*** Extracted records ***

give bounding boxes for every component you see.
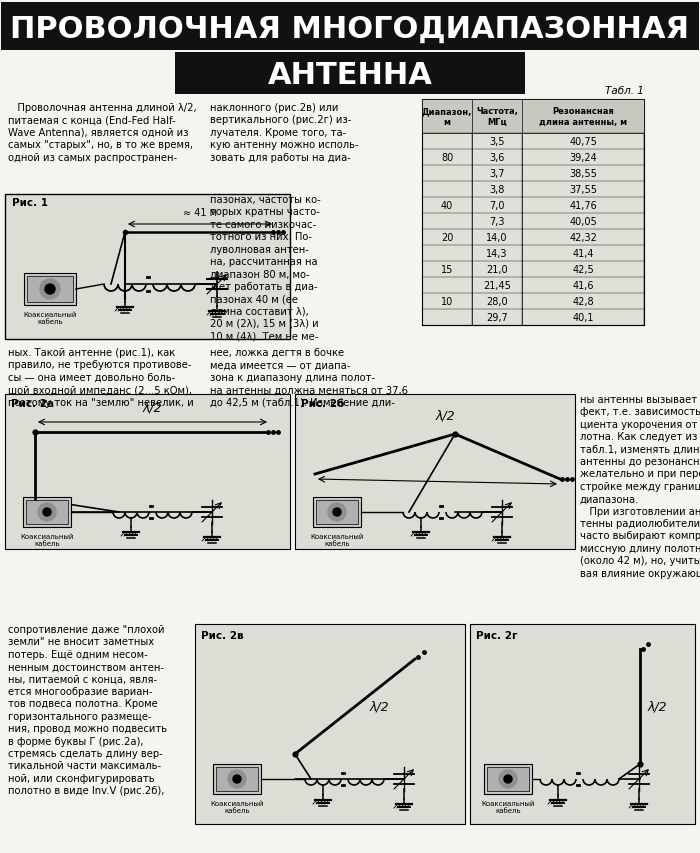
Text: Рис. 2г: Рис. 2г: [476, 630, 517, 641]
Text: ≈ 41 м: ≈ 41 м: [183, 208, 217, 218]
Bar: [5, 395, 290, 549]
Text: Рис. 2б: Рис. 2б: [301, 398, 344, 409]
Circle shape: [499, 770, 517, 788]
Text: 40,05: 40,05: [569, 217, 597, 227]
Text: 42,32: 42,32: [569, 233, 597, 243]
Bar: [27, 276, 73, 303]
Text: 38,55: 38,55: [569, 169, 597, 179]
Text: λ/2: λ/2: [435, 409, 455, 422]
Text: 3,5: 3,5: [489, 136, 505, 147]
Circle shape: [228, 770, 246, 788]
Text: 3,6: 3,6: [489, 153, 505, 163]
Text: 40: 40: [441, 200, 453, 211]
Text: 39,24: 39,24: [569, 153, 597, 163]
Bar: [295, 395, 575, 549]
Bar: [470, 624, 695, 824]
Text: 42,5: 42,5: [572, 264, 594, 275]
Circle shape: [504, 775, 512, 783]
Text: Коаксиальный
кабель: Коаксиальный кабель: [482, 800, 535, 813]
Text: 37,55: 37,55: [569, 185, 597, 194]
Bar: [422, 100, 644, 326]
Text: пазонах, частоты ко-
торых кратны часто-
те самого низкочас-
тотного из них. По-: пазонах, частоты ко- торых кратны часто-…: [210, 194, 321, 341]
Text: 41,6: 41,6: [573, 281, 594, 291]
Text: Коаксиальный
кабель: Коаксиальный кабель: [310, 533, 364, 547]
Text: Диапазон,
м: Диапазон, м: [422, 107, 472, 126]
Text: 21,0: 21,0: [486, 264, 507, 275]
Text: λ/2: λ/2: [143, 402, 162, 415]
Text: 10: 10: [441, 297, 453, 306]
Text: 14,0: 14,0: [486, 233, 507, 243]
Text: 3,8: 3,8: [489, 185, 505, 194]
Text: АНТЕННА: АНТЕННА: [267, 61, 433, 90]
Text: λ/2: λ/2: [370, 699, 390, 712]
Text: 21,45: 21,45: [483, 281, 511, 291]
Text: ны антенны вызывает концевой эф-
фект, т.е. зависимость коэффи-
циента укорочени: ны антенны вызывает концевой эф- фект, т…: [580, 395, 700, 578]
Text: наклонного (рис.2в) или
вертикального (рис.2г) из-
лучателя. Кроме того, та-
кую: наклонного (рис.2в) или вертикального (р…: [210, 103, 358, 162]
Bar: [5, 194, 290, 339]
Text: 14,3: 14,3: [486, 249, 507, 258]
Text: λ/2: λ/2: [648, 699, 668, 712]
Text: 42,8: 42,8: [572, 297, 594, 306]
Bar: [313, 497, 361, 527]
Text: ных. Такой антенне (рис.1), как
правило, не требуются противове-
сы — она имеет : ных. Такой антенне (рис.1), как правило,…: [8, 347, 194, 407]
Text: Рис. 2а: Рис. 2а: [11, 398, 54, 409]
Bar: [216, 767, 258, 791]
Text: 28,0: 28,0: [486, 297, 507, 306]
Text: Проволочная антенна длиной λ/2,
питаемая с конца (End-Fed Half-
Wave Antenna), я: Проволочная антенна длиной λ/2, питаемая…: [8, 103, 197, 162]
Text: нее, ложка дегтя в бочке
меда имеется — от диапа-
зона к диапазону длина полот-
: нее, ложка дегтя в бочке меда имеется — …: [210, 347, 408, 407]
Circle shape: [233, 775, 241, 783]
Circle shape: [45, 285, 55, 294]
Bar: [213, 764, 261, 794]
Text: Рис. 2в: Рис. 2в: [201, 630, 244, 641]
Text: 41,4: 41,4: [573, 249, 594, 258]
Text: Коаксиальный
кабель: Коаксиальный кабель: [210, 800, 264, 813]
Text: 7,3: 7,3: [489, 217, 505, 227]
Circle shape: [43, 508, 51, 516]
Text: 80: 80: [441, 153, 453, 163]
Text: Частота,
МГц: Частота, МГц: [476, 107, 518, 126]
Circle shape: [38, 503, 56, 521]
Bar: [195, 624, 465, 824]
Text: 3,7: 3,7: [489, 169, 505, 179]
Text: Коаксиальный
кабель: Коаксиальный кабель: [20, 533, 74, 547]
Bar: [175, 53, 525, 95]
Text: сопротивление даже "плохой
земли" не вносит заметных
потерь. Ещё одним несом-
не: сопротивление даже "плохой земли" не вно…: [8, 624, 167, 795]
Text: Коаксиальный
кабель: Коаксиальный кабель: [23, 311, 77, 325]
Circle shape: [40, 280, 60, 299]
Circle shape: [333, 508, 341, 516]
Bar: [1, 3, 699, 51]
Text: 41,76: 41,76: [569, 200, 597, 211]
Bar: [487, 767, 529, 791]
Text: 15: 15: [441, 264, 453, 275]
Bar: [484, 764, 532, 794]
Text: 29,7: 29,7: [486, 313, 508, 322]
Text: ПРОВОЛОЧНАЯ МНОГОДИАПАЗОННАЯ: ПРОВОЛОЧНАЯ МНОГОДИАПАЗОННАЯ: [10, 15, 690, 44]
Circle shape: [328, 503, 346, 521]
Text: 40,75: 40,75: [569, 136, 597, 147]
Bar: [316, 501, 358, 525]
Bar: [24, 274, 76, 305]
Bar: [422, 100, 644, 134]
Text: 20: 20: [441, 233, 453, 243]
Bar: [23, 497, 71, 527]
Text: 7,0: 7,0: [489, 200, 505, 211]
Text: 40,1: 40,1: [573, 313, 594, 322]
Text: Рис. 1: Рис. 1: [12, 198, 48, 208]
Bar: [26, 501, 68, 525]
Text: Резонансная
длина антенны, м: Резонансная длина антенны, м: [539, 107, 627, 126]
Text: Табл. 1: Табл. 1: [605, 86, 644, 96]
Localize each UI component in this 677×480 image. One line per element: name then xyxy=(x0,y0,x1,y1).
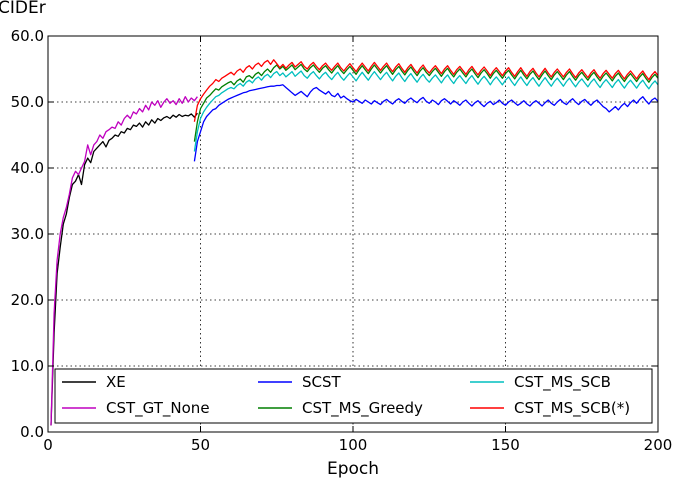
x-axis-label: Epoch xyxy=(327,459,379,479)
legend-label-5: CST_MS_SCB(*) xyxy=(514,399,630,418)
grid-layer xyxy=(48,36,658,432)
x-tick-label-2: 100 xyxy=(339,436,368,454)
series-line-2 xyxy=(193,84,658,162)
y-tick-label-5: 50.0 xyxy=(11,93,44,111)
tick-layer: 0 50 100 150 200 0.0 10.0 20.0 30.0 40.0 50.0 60.0 xyxy=(11,27,673,454)
x-tick-label-3: 150 xyxy=(491,436,520,454)
y-tick-label-2: 20.0 xyxy=(11,291,44,309)
legend-label-0: XE xyxy=(106,373,126,391)
series-layer xyxy=(50,59,658,426)
x-tick-label-1: 50 xyxy=(191,436,210,454)
legend-label-2: SCST xyxy=(302,373,342,391)
series-line-1 xyxy=(50,96,198,426)
y-tick-label-3: 30.0 xyxy=(11,225,44,243)
legend-label-1: CST_GT_None xyxy=(106,399,210,418)
legend: XE SCST CST_MS_SCB CST_GT_None CST_MS_Greedy… xyxy=(54,368,653,424)
y-tick-label-6: 60.0 xyxy=(11,27,44,45)
y-tick-label-0: 0.0 xyxy=(20,423,44,441)
y-tick-label-4: 40.0 xyxy=(11,159,44,177)
x-tick-label-0: 0 xyxy=(43,436,53,454)
legend-box xyxy=(54,368,653,424)
series-line-4 xyxy=(193,70,658,152)
y-tick-label-1: 10.0 xyxy=(11,357,44,375)
legend-label-3: CST_MS_Greedy xyxy=(302,399,423,418)
legend-label-4: CST_MS_SCB xyxy=(514,373,611,392)
series-line-5 xyxy=(193,59,658,122)
series-line-0 xyxy=(50,112,198,426)
series-line-3 xyxy=(193,63,658,142)
y-axis-label: CIDEr xyxy=(0,0,46,18)
x-tick-label-4: 200 xyxy=(644,436,673,454)
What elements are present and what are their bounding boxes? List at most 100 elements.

***

__Task objective__
Convert each line of the data above into a Markdown table with two columns, Row and Data line, numbering the rows and skipping any blank lines. Leave the pictures out of the answer.

__Result of the exercise__
| Row | Data line |
|---|---|
| 1 | give bounding boxes for every component you see. |
| 2 | Text: Рис. 2г: Рис. 2г: [476, 630, 517, 641] |
| 3 | Text: ≈ 41 м: ≈ 41 м: [183, 208, 217, 218] |
| 4 | Bar: [5, 395, 290, 549] |
| 5 | Text: Рис. 2б: Рис. 2б: [301, 398, 344, 409] |
| 6 | Circle shape: [499, 770, 517, 788] |
| 7 | Text: 40,05: 40,05: [569, 217, 597, 227] |
| 8 | Text: 42,32: 42,32: [569, 233, 597, 243] |
| 9 | Bar: [27, 276, 73, 303] |
| 10 | Text: 38,55: 38,55: [569, 169, 597, 179] |
| 11 | Text: λ/2: λ/2: [435, 409, 455, 422] |
| 12 | Text: 3,5: 3,5: [489, 136, 505, 147] |
| 13 | Circle shape: [228, 770, 246, 788] |
| 14 | Text: 3,6: 3,6: [489, 153, 505, 163] |
| 15 | Text: 40: 40: [441, 200, 453, 211] |
| 16 | Text: 39,24: 39,24: [569, 153, 597, 163] |
| 17 | Bar: [295, 395, 575, 549] |
| 18 | Bar: [470, 624, 695, 824] |
| 19 | Text: 42,5: 42,5: [572, 264, 594, 275] |
| 20 | Circle shape: [504, 775, 512, 783] |
| 21 | Text: Коаксиальный |
| 22 | кабель: Коаксиальный кабель: [482, 800, 535, 813] |
| 23 | Text: 37,55: 37,55: [569, 185, 597, 194] |
| 24 | Bar: [422, 100, 644, 326] |
| 25 | Text: пазонах, частоты ко- |
| 26 | торых кратны часто- |
| 27 | те самого низкочас- |
| 28 | тотного из них. По-: пазонах, частоты ко- торых кратны часто-…: [210, 194, 321, 341] |
| 29 | Text: 41,6: 41,6: [573, 281, 594, 291] |
| 30 | Text: Коаксиальный |
| 31 | кабель: Коаксиальный кабель: [310, 533, 364, 547] |
| 32 | Text: Диапазон, |
| 33 | м: Диапазон, м: [422, 107, 472, 126] |
| 34 | Text: 21,0: 21,0: [486, 264, 507, 275] |
| 35 | Text: λ/2: λ/2: [143, 402, 162, 415] |
| 36 | Text: 10: 10: [441, 297, 453, 306] |
| 37 | Text: 14,0: 14,0: [486, 233, 507, 243] |
| 38 | Text: 3,8: 3,8: [489, 185, 505, 194] |
| 39 | Text: АНТЕННА: АНТЕННА: [267, 61, 433, 90] |
| 40 | Text: λ/2: λ/2: [370, 699, 390, 712] |
| 41 | Text: 21,45: 21,45: [483, 281, 511, 291] |
| 42 | Text: ны антенны вызывает концевой эф- |
| 43 | фект, т.е. зависимость коэффи- |
| 44 | циента укорочени: ны антенны вызывает концевой эф- фект, т…: [580, 395, 700, 578] |
| 45 | Text: наклонного (рис.2в) или |
| 46 | вертикального (рис.2г) из- |
| 47 | лучателя. Кроме того, та- |
| 48 | кую: наклонного (рис.2в) или вертикального (р…: [210, 103, 358, 162] |
| 49 | Bar: [5, 194, 290, 339] |
| 50 | Text: 14,3: 14,3: [486, 249, 507, 258] |
| 51 | Text: λ/2: λ/2: [648, 699, 668, 712] |
| 52 | Text: 42,8: 42,8: [572, 297, 594, 306] |
| 53 | Bar: [313, 497, 361, 527] |
| 54 | Text: ных. Такой антенне (рис.1), как |
| 55 | правило, не требуются противове- |
| 56 | сы — она имеет : ных. Такой антенне (рис.1), как правило,…: [8, 347, 194, 407] |
| 57 | Text: Рис. 2а: Рис. 2а: [11, 398, 54, 409] |
| 58 | Bar: [216, 767, 258, 791] |
| 59 | Text: 28,0: 28,0: [486, 297, 507, 306] |
| 60 | Text: Проволочная антенна длиной λ/2, |
| 61 | питаемая с конца (End-Fed Half- |
| 62 | Wave Antenna), я: Проволочная антенна длиной λ/2, питаемая…: [8, 103, 197, 162] |
| 63 | Text: нее, ложка дегтя в бочке |
| 64 | меда имеется — от диапа- |
| 65 | зона к диапазону длина полот- |
| 66 | : нее, ложка дегтя в бочке меда имеется — …: [210, 347, 408, 407] |
| 67 | Circle shape: [233, 775, 241, 783] |
| 68 | Circle shape: [45, 285, 55, 294] |
| 69 | Bar: [213, 764, 261, 794] |
| 70 | Text: Рис. 2в: Рис. 2в: [201, 630, 244, 641] |
| 71 | Text: 41,4: 41,4: [573, 249, 594, 258] |
| 72 | Text: Коаксиальный |
| 73 | кабель: Коаксиальный кабель: [210, 800, 264, 813] |
| 74 | Text: 7,3: 7,3: [489, 217, 505, 227] |
| 75 | Circle shape: [43, 508, 51, 516] |
| 76 | Text: 80: 80: [441, 153, 453, 163] |
| 77 | Text: Частота, |
| 78 | МГц: Частота, МГц: [476, 107, 518, 126] |
| 79 | Circle shape: [38, 503, 56, 521] |
| 80 | Bar: [195, 624, 465, 824] |
| 81 | Text: 3,7: 3,7: [489, 169, 505, 179] |
| 82 | Text: Коаксиальный |
| 83 | кабель: Коаксиальный кабель: [20, 533, 74, 547] |
| 84 | Bar: [175, 53, 525, 95] |
| 85 | Text: сопротивление даже "плохой |
| 86 | земли" не вносит заметных |
| 87 | потерь. Ещё одним несом- |
| 88 | не: сопротивление даже "плохой земли" не вно…: [8, 624, 167, 795] |
| 89 | Text: Коаксиальный |
| 90 | кабель: Коаксиальный кабель: [23, 311, 77, 325] |
| 91 | Circle shape: [40, 280, 60, 299] |
| 92 | Circle shape: [333, 508, 341, 516] |
| 93 | Bar: [1, 3, 699, 51] |
| 94 | Text: 41,76: 41,76: [569, 200, 597, 211] |
| 95 | Bar: [487, 767, 529, 791] |
| 96 | Text: 15: 15: [441, 264, 453, 275] |
| 97 | Bar: [484, 764, 532, 794] |
| 98 | Text: 29,7: 29,7: [486, 313, 508, 322] |
| 99 | Text: ПРОВОЛОЧНАЯ МНОГОДИАПАЗОННАЯ: ПРОВОЛОЧНАЯ МНОГОДИАПАЗОННАЯ: [10, 15, 690, 44] |
| 100 | Circle shape: [328, 503, 346, 521] |
| 101 | Text: 40,75: 40,75: [569, 136, 597, 147] |
| 102 | Bar: [316, 501, 358, 525] |
| 103 | Bar: [24, 274, 76, 305] |
| 104 | Bar: [422, 100, 644, 134] |
| 105 | Text: 20: 20: [441, 233, 453, 243] |
| 106 | Bar: [23, 497, 71, 527] |
| 107 | Text: 7,0: 7,0: [489, 200, 505, 211] |
| 108 | Text: 40,1: 40,1: [573, 313, 594, 322] |
| 109 | Text: Рис. 1: Рис. 1: [12, 198, 48, 208] |
| 110 | Bar: [26, 501, 68, 525] |
| 111 | Text: Резонансная |
| 112 | длина антенны, м: Резонансная длина антенны, м: [539, 107, 627, 126] |
| 113 | Text: Табл. 1: Табл. 1: [605, 86, 644, 96] |
| 114 | Localize each UI component in this 677×480 image. One line per element: name then xyxy=(x0,y0,x1,y1). |
| 115 | x-axis-label: Epoch xyxy=(327,459,379,479) |
| 116 | legend-label-5: CST_MS_SCB(*) xyxy=(514,399,630,418) |
| 117 | grid-layer xyxy=(48,36,658,432) |
| 118 | x-tick-label-2: 100 xyxy=(339,436,368,454) |
| 119 | series-line-2 xyxy=(193,84,658,162) |
| 120 | y-tick-label-5: 50.0 xyxy=(11,93,44,111) |
| 121 | tick-layer: 0 50 100 150 200 0.0 10.0 20.0 30.0 40.0 50.0 60.0 xyxy=(11,27,673,454) |
| 122 | x-tick-label-3: 150 xyxy=(491,436,520,454) |
| 123 | y-tick-label-2: 20.0 xyxy=(11,291,44,309) |
| 124 | legend-label-0: XE xyxy=(106,373,126,391) |
| 125 | series-layer xyxy=(50,59,658,426) |
| 126 | x-tick-label-1: 50 xyxy=(191,436,210,454) |
| 127 | legend-label-2: SCST xyxy=(302,373,342,391) |
| 128 | series-line-1 xyxy=(50,96,198,426) |
| 129 | y-tick-label-3: 30.0 xyxy=(11,225,44,243) |
| 130 | legend-label-1: CST_GT_None xyxy=(106,399,210,418) |
| 131 | legend: XE SCST CST_MS_SCB CST_GT_None CST_MS_Greedy… xyxy=(54,368,653,424) |
| 132 | y-tick-label-6: 60.0 xyxy=(11,27,44,45) |
| 133 | y-tick-label-0: 0.0 xyxy=(20,423,44,441) |
| 134 | y-tick-label-4: 40.0 xyxy=(11,159,44,177) |
| 135 | x-tick-label-0: 0 xyxy=(43,436,53,454) |
| 136 | legend-box xyxy=(54,368,653,424) |
| 137 | series-line-4 xyxy=(193,70,658,152) |
| 138 | y-tick-label-1: 10.0 xyxy=(11,357,44,375) |
| 139 | legend-label-3: CST_MS_Greedy xyxy=(302,399,423,418) |
| 140 | legend-label-4: CST_MS_SCB xyxy=(514,373,611,392) |
| 141 | series-line-5 xyxy=(193,59,658,122) |
| 142 | series-line-0 xyxy=(50,112,198,426) |
| 143 | series-line-3 xyxy=(193,63,658,142) |
| 144 | y-axis-label: CIDEr xyxy=(0,0,46,18) |
| 145 | x-tick-label-4: 200 xyxy=(644,436,673,454) |
| 146 | What elements are present and what are their bounding boxes? List at most 100 elements. |